Text excerpt:
— begin —
The role of exchange rates and its volatility on macroeconomic performance has continued to generate interest among international finance scholars. Many of the scholars argue that exchange rate stability facilitates production activities and economic growth. Obadan [11], for example, posits that the exchange rate plays a role in connecting the price system in different countries thus enabling traders to compare price directly. Changes in exchange rate have a powerful effect on imports and exports of the countries concerned through effects on relative prices of goods. He further argue that some of the factors that led to the depreciation of the Nigerian exchange rate include weak production base, import-dependent production structure, fragile export base and weak non-oil export earnings, expansionary monetary and fiscal policies, inadequate foreign capital inflow, excess demand for foreign exchange relative to supply, fluctuations in crude oil earnings, unguided trade liberalization policy, speculative activities and sharp practices (round-tripping) of authorized dealers, over-reliance on imperfect foreign exchange market, heavy debt burden, weak balance of payments position, and capital flight. Mordi [10] argued that the exchange rate movements have effects on inflation, prices incentives, fiscal viability, and competitiveness of exports, efficiency in resource allocation, international confidence and balance of payments equilibrium.

The importance of appropriate exchange rate policy to stability of the economy need not be overemphasised. Opara, Emenike and Ani [14] observe that prior to the year 1986; Nigeria practiced a fixed exchange rate, when the Naira was pegged against the British pound and later on the American dollar. However, with the collapse of the Bretton Wood institutions, a flexible exchange rate policy was adopted, and the Nigerian exchange rate was allowed to float, with its value relative to the US dollar determined by market forces of demand and supply. Some of the policies employed to ensure exchange rate stability included among others: Second-Tier Foreign Exchange Market (SFEM), Autonomous Foreign Exchange Market (AFEM), Inter-bank Foreign Exchange Market (IFEM), the enlarged Foreign Exchange Market (FEM), and the Dutch Auction System (DAS). It is pertinent to mention here that the inability and failure of individual policy to achieve stability in the exchange rate led to the adoption of another. Despite various efforts by government to maintain exchange rate stability in the last two decades, the Naira continued to depreciate against the American dollar. For example, the Naira appreciated against the US dollar from N0.7143 in 1970 to N0.6159 in 1975 and further to N0.5464 in 1980. However, the exchange rate depreciated throughout the 1980s. For instance, the naira depreciated from N0.6100 in 1981 to N2.0206 in 1986 and further to N8.0378 in 1990. Although the exchange rate became relatively stable in the mid-1990s, it depreciated further to N102.1052, N120.9702, and N133.5004 in 2002, 2002, 2004; respectively. Thereafter, the exchange rate appreciated to N132.147, N128.6516, and N117.968 in 2005, 2006, and 2007.
— end —
Task list:
1 > Rewrite the records between the line holding "- data-point: [675, 174, 701, 200]" and the line holding "- x-tick-label: 10: [201, 1956, 233, 1985]", inclusive, with "panel-label" replaced by "subplot-label" and all else unchanged. Return only those lines.
2 > Write the next part of the text on Nigeria's exchange rate, picking up right after its final sentence.

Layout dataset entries
— begin —
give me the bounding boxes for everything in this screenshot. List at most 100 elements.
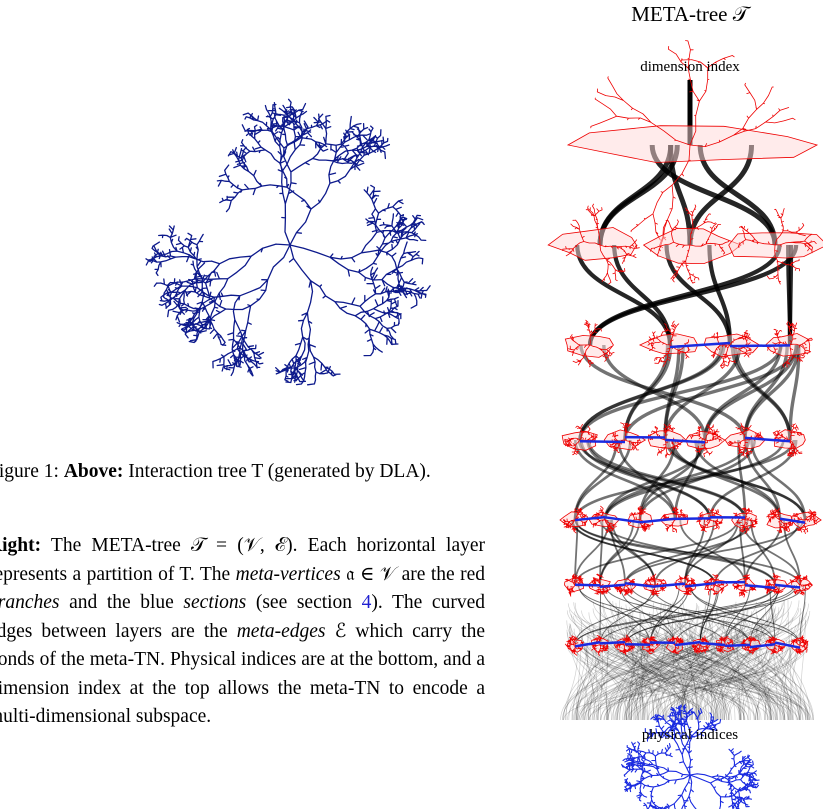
bond-edge [642,624,746,721]
bond-edge [681,609,749,721]
caption-segment: 𝔞 ∈ 𝒱 are the red [340,563,486,585]
branch [589,573,610,595]
bond-edge [581,610,786,721]
bond-edge [605,631,730,721]
bond-edge [657,609,670,721]
caption-segment: sections [183,592,247,613]
bond-edge [779,608,801,721]
bond-edge [677,621,753,721]
bond-edge [697,616,809,721]
bond-edge [659,615,708,721]
bond-edge [597,645,609,721]
caption-segment[interactable]: 4 [361,592,372,613]
bond-edge [677,644,785,721]
top-label: dimension index [640,59,740,75]
bond-edge [611,607,761,721]
bond-edge [653,621,759,721]
bond-edge [654,625,741,721]
meta-edge [606,519,656,586]
bond-edge [799,620,806,721]
bond-edge [592,614,675,721]
bond-edge [679,622,727,721]
branch-outline [642,227,742,265]
figure-title: META-tree 𝒯 [631,2,749,26]
meta-edge [603,439,751,521]
meta-edge [578,344,783,441]
bond-edge [573,615,698,721]
bond-edge [701,649,717,721]
bond-edge [713,630,736,721]
caption-right: Right: The META-tree 𝒯 = (𝒱, ℰ). Each ho… [0,532,485,732]
caption-segment: ℰ which carry the bonds of the meta-TN. … [0,620,485,728]
bond-edge [567,644,663,721]
bond-edge [665,648,731,721]
bond-edge [628,640,634,721]
bond-edge [606,608,736,721]
meta-edge [654,519,749,586]
meta-edge [604,584,776,646]
branch [766,507,794,534]
bond-edge [577,631,589,721]
meta-edge [573,439,796,521]
bond-edge [593,626,608,721]
bond-edge [611,619,788,721]
meta-edge [599,584,602,646]
bond-edge [740,647,760,721]
meta-edge [664,439,807,521]
bond-edge [573,612,807,721]
bond-edge [616,621,719,721]
bond-edge [575,643,581,721]
bond-edge [586,625,796,721]
bond-edge [616,637,711,721]
bond-edge [756,627,790,721]
branch [791,509,819,534]
meta-edge [769,584,776,646]
bond-edge [710,603,809,721]
bond-edge [627,626,774,721]
branch [790,635,809,655]
meta-edge [679,519,746,586]
bond-edge [612,601,712,721]
bond-edge [699,615,743,721]
bond-edge [728,644,758,721]
bond-edge [709,616,740,721]
branch [650,204,730,284]
bond-edge [630,619,677,721]
bond-edge [790,612,804,721]
bond-edge [566,620,639,721]
bond-edge [627,649,768,721]
bond-edge [609,627,659,721]
interaction-tree [145,98,431,386]
bond-edge [617,615,663,721]
bond-edge [672,616,675,721]
bond-edge [630,616,786,721]
bond-edge [587,621,679,721]
branch [609,422,642,453]
meta-edge [574,584,776,646]
bond-edge [687,625,809,721]
bond-edge [691,627,709,721]
caption-segment: meta-vertices [235,563,341,585]
bond-edge [637,605,733,721]
bond-edge [584,617,794,721]
bond-edge [735,647,810,721]
bond-edge [580,624,697,721]
bond-edge [691,647,789,721]
bond-edge [576,611,634,721]
bond-edge [719,646,793,721]
branch [765,636,786,655]
bond-edge [681,608,748,721]
bond-edge [586,646,598,721]
bond-edge [789,639,807,721]
bond-edge [598,637,808,721]
meta-edge [750,439,807,521]
bond-edge [649,612,688,721]
branch [687,424,722,458]
bond-edge [675,649,728,721]
bond-edge [716,607,780,721]
bond-edge [708,610,724,721]
branch [590,40,796,249]
caption-segment: ). The curved edges between layers are t… [0,592,485,642]
bond-edge [671,641,721,721]
bond-edge [628,625,641,721]
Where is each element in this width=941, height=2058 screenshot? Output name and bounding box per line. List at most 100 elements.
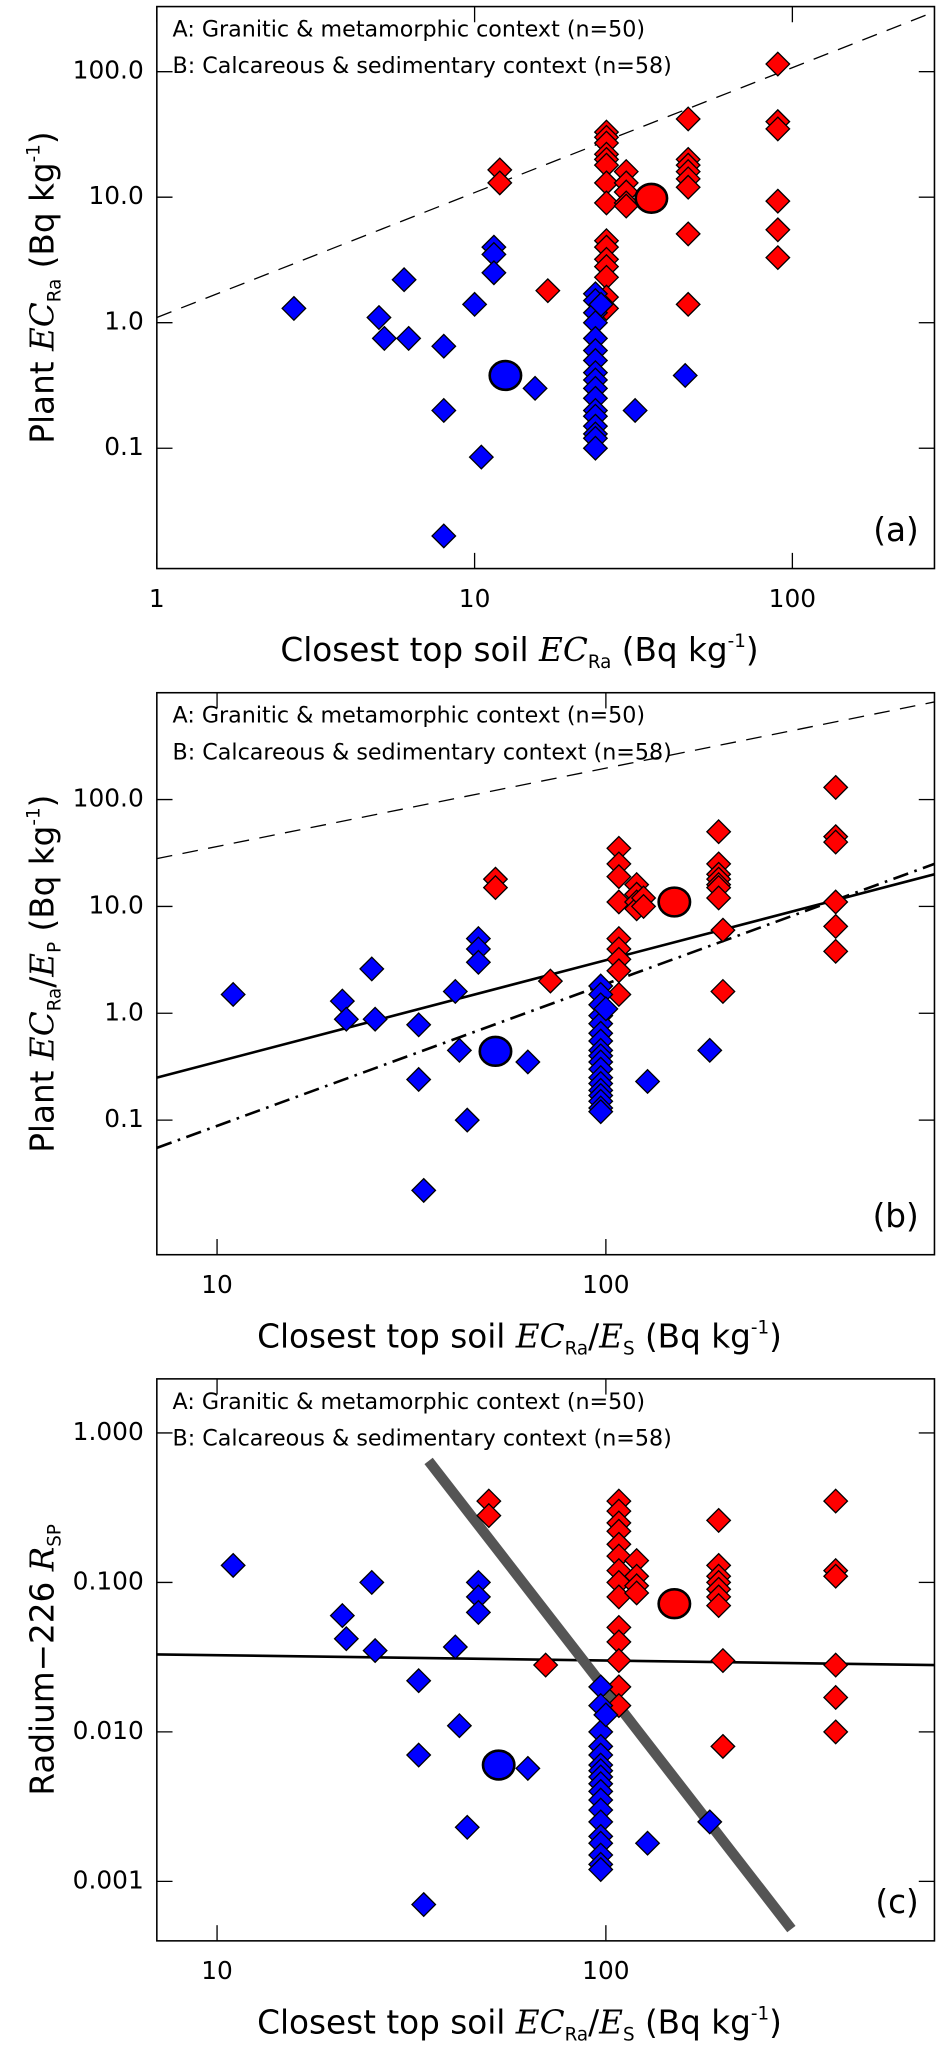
- data-point: [675, 174, 701, 200]
- data-point: [465, 1599, 492, 1626]
- data-point: [823, 1488, 849, 1514]
- data-point: [333, 1626, 360, 1652]
- data-point: [405, 1012, 432, 1038]
- data-point: [672, 362, 698, 389]
- data-point: [411, 1891, 437, 1918]
- axis-title-part: Ra: [44, 279, 65, 303]
- panel-label: (b): [873, 1197, 919, 1235]
- legend-label: B: Calcareous & sedimentary context (n=5…: [173, 53, 672, 79]
- axis-title-part: S: [623, 1338, 635, 1359]
- axis-title-part: Ra: [44, 988, 65, 1012]
- data-point: [823, 829, 849, 855]
- data-point: [446, 1713, 473, 1739]
- data-point: [515, 1049, 541, 1075]
- x-tick-label: 1: [149, 584, 165, 613]
- axis-title-part: /: [23, 977, 61, 988]
- legend-label: A: Granitic & metamorphic context (n=50): [173, 703, 646, 729]
- x-tick-label: 10: [459, 584, 491, 613]
- x-tick-label: 100: [582, 1270, 629, 1299]
- plot-content: [156, 701, 935, 1204]
- panel-label: (a): [873, 511, 919, 549]
- axis-title-part: EC: [23, 1011, 61, 1061]
- data-point: [622, 397, 648, 424]
- data-point: [593, 1702, 619, 1728]
- y-axis-title: Plant ECRa/EP (Bq kg-1): [23, 795, 65, 1153]
- data-point: [220, 981, 246, 1008]
- y-tick-label: 100.0: [73, 784, 144, 813]
- mean-point: [657, 886, 692, 918]
- axis-title-part: ): [23, 795, 61, 808]
- panel-label: (c): [875, 1883, 918, 1921]
- legend-label: B: Calcareous & sedimentary context (n=5…: [173, 1425, 672, 1451]
- x-tick-label: 10: [201, 1956, 233, 1985]
- axis-title-part: Closest top soil: [280, 631, 539, 669]
- data-point: [220, 1552, 246, 1579]
- data-point: [593, 190, 620, 216]
- data-point: [362, 1006, 388, 1032]
- data-point: [431, 333, 457, 359]
- mean-point: [481, 1749, 516, 1781]
- axis-title-part: (Bq kg: [23, 826, 61, 942]
- x-tick-label: 10: [201, 1270, 233, 1299]
- data-point: [482, 874, 509, 901]
- axis-title-part: Plant: [23, 1060, 61, 1153]
- data-point: [366, 304, 392, 331]
- data-point: [606, 863, 632, 890]
- legend-label: A: Granitic & metamorphic context (n=50): [173, 1389, 646, 1415]
- y-axis-title: Plant ECRa (Bq kg-1): [23, 131, 65, 443]
- axis-title-part: EC: [515, 2003, 565, 2041]
- y-tick-label: 0.001: [73, 1865, 144, 1894]
- data-point: [710, 917, 736, 943]
- data-point: [710, 1733, 736, 1760]
- fit-line: [156, 862, 935, 1150]
- axis-title-part: Ra: [588, 652, 612, 673]
- axis-title-part: /: [588, 1317, 599, 1355]
- mean-point: [657, 1588, 692, 1620]
- data-point: [461, 291, 488, 318]
- y-tick-label: 0.100: [73, 1566, 144, 1595]
- y-tick-label: 0.010: [73, 1716, 144, 1745]
- data-point: [537, 968, 564, 994]
- data-point: [391, 267, 417, 293]
- mean-point: [488, 359, 523, 392]
- data-point: [481, 260, 507, 286]
- data-point: [823, 1719, 849, 1745]
- x-axis-title: Closest top soil ECRa/ES (Bq kg-1): [257, 1317, 782, 1359]
- data-point: [765, 244, 791, 271]
- axis-title-part: R: [23, 1547, 61, 1573]
- data-point: [765, 51, 791, 77]
- data-point: [532, 1652, 559, 1678]
- fit-line: [424, 1457, 796, 1933]
- axis-title-part: ): [23, 131, 61, 144]
- axis-title-part: Radium−226: [23, 1571, 61, 1795]
- axis-title-part: EC: [23, 302, 61, 352]
- axis-title-part: /: [588, 2003, 599, 2041]
- data-point: [705, 885, 732, 911]
- data-point: [329, 1602, 356, 1629]
- data-point: [765, 217, 791, 243]
- data-point: [446, 1037, 473, 1064]
- data-point: [623, 1580, 650, 1606]
- data-point: [405, 1742, 432, 1768]
- data-point: [697, 1809, 723, 1835]
- data-point: [333, 1006, 360, 1032]
- axis-title-part: -1: [751, 2003, 769, 2024]
- y-tick-label: 1.0: [104, 997, 144, 1026]
- axis-title-part: ): [746, 631, 759, 669]
- data-point: [431, 397, 457, 424]
- data-point: [675, 291, 701, 318]
- y-tick-label: 0.1: [104, 432, 144, 461]
- data-point: [823, 1652, 849, 1678]
- data-point: [705, 1592, 732, 1619]
- data-point: [442, 978, 469, 1005]
- data-point: [487, 170, 513, 196]
- y-axis-title: Radium−226 RSP: [23, 1524, 65, 1796]
- axis-title-part: EC: [538, 631, 588, 669]
- data-point: [765, 116, 791, 142]
- axis-title-part: Closest top soil: [257, 2003, 516, 2041]
- y-tick-label: 10.0: [88, 181, 143, 210]
- data-point: [634, 1068, 661, 1095]
- axis-title-part: S: [623, 2024, 635, 2045]
- data-point: [522, 375, 548, 402]
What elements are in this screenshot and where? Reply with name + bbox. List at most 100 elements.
— end —
Task-by-task answers:
1 >
- data-point: [675, 174, 701, 200]
- data-point: [465, 1599, 492, 1626]
- data-point: [823, 1488, 849, 1514]
- data-point: [333, 1626, 360, 1652]
- data-point: [405, 1012, 432, 1038]
- data-point: [672, 362, 698, 389]
- data-point: [411, 1891, 437, 1918]
- axis-title-part: Ra: [44, 279, 65, 303]
- subplot-label: (b): [873, 1197, 919, 1235]
- legend-label: B: Calcareous & sedimentary context (n=5…: [173, 53, 672, 79]
- axis-title-part: S: [623, 1338, 635, 1359]
- axis-title-part: Ra: [44, 988, 65, 1012]
- data-point: [823, 829, 849, 855]
- data-point: [446, 1713, 473, 1739]
- data-point: [515, 1049, 541, 1075]
- x-tick-label: 1: [149, 584, 165, 613]
- axis-title-part: /: [23, 977, 61, 988]
- legend-label: A: Granitic & metamorphic context (n=50): [173, 703, 646, 729]
- x-tick-label: 10: [459, 584, 491, 613]
- x-tick-label: 100: [582, 1270, 629, 1299]
- plot-content: [156, 701, 935, 1204]
- subplot-label: (a): [873, 511, 919, 549]
- axis-title-part: EC: [23, 1011, 61, 1061]
- data-point: [622, 397, 648, 424]
- data-point: [593, 1702, 619, 1728]
- y-axis-title: Plant ECRa/EP (Bq kg-1): [23, 795, 65, 1153]
- data-point: [220, 981, 246, 1008]
- y-tick-label: 100.0: [73, 784, 144, 813]
- mean-point: [657, 886, 692, 918]
- axis-title-part: ): [23, 795, 61, 808]
- subplot-label: (c): [875, 1883, 918, 1921]
- legend-label: B: Calcareous & sedimentary context (n=5…: [173, 1425, 672, 1451]
- x-tick-label: 10: [201, 1956, 233, 1985]

2 >
The most important themes that emerge in the discussion of exchange rates and their management in Nigeria include the high volatility, real exchange rate overvaluation albeit in the context of continuous nominal depreciation, and the search for mechanism for market-determined rate where government is the dominant supplier of foreign exchange. Exchange rate stability is one of the goals of monetary policy in Nigeria and over the years, exchange rate policy has been driven mostly by an obsession to keep the nominal exchange rate stable.

Emenike and Aleke [7] observe that one of the important assumptions of the classical linear regression model is that the variance of all squared errors is homoscedastic; that is they all have the same variance. However, many empirical studies have shown that asset price series exhibit heteroscedasticity, where the variances of the error term are not equal, and in which error terms may be expected to be larger for some observations or periods of the data than for others. The importance of the existence of heteroscedasticity in a series is that it is condition precedence for estimation of generalised autoregressive conditional heteroscedasticity (GARCH) model. Engle [8] introduced the autoregressive conditional heteroscedasticity (ARCH) model to model volatility by relating the conditional variance of the error term to the linear combination of the squared error terms in the recent past. Although there are many studies that model volatility of exchange rates using GARCH models, none of the studies examine the series for ARCH process before estimation. This pattern is misleading given that series that do not follow ARCH process will not require GARCH family models.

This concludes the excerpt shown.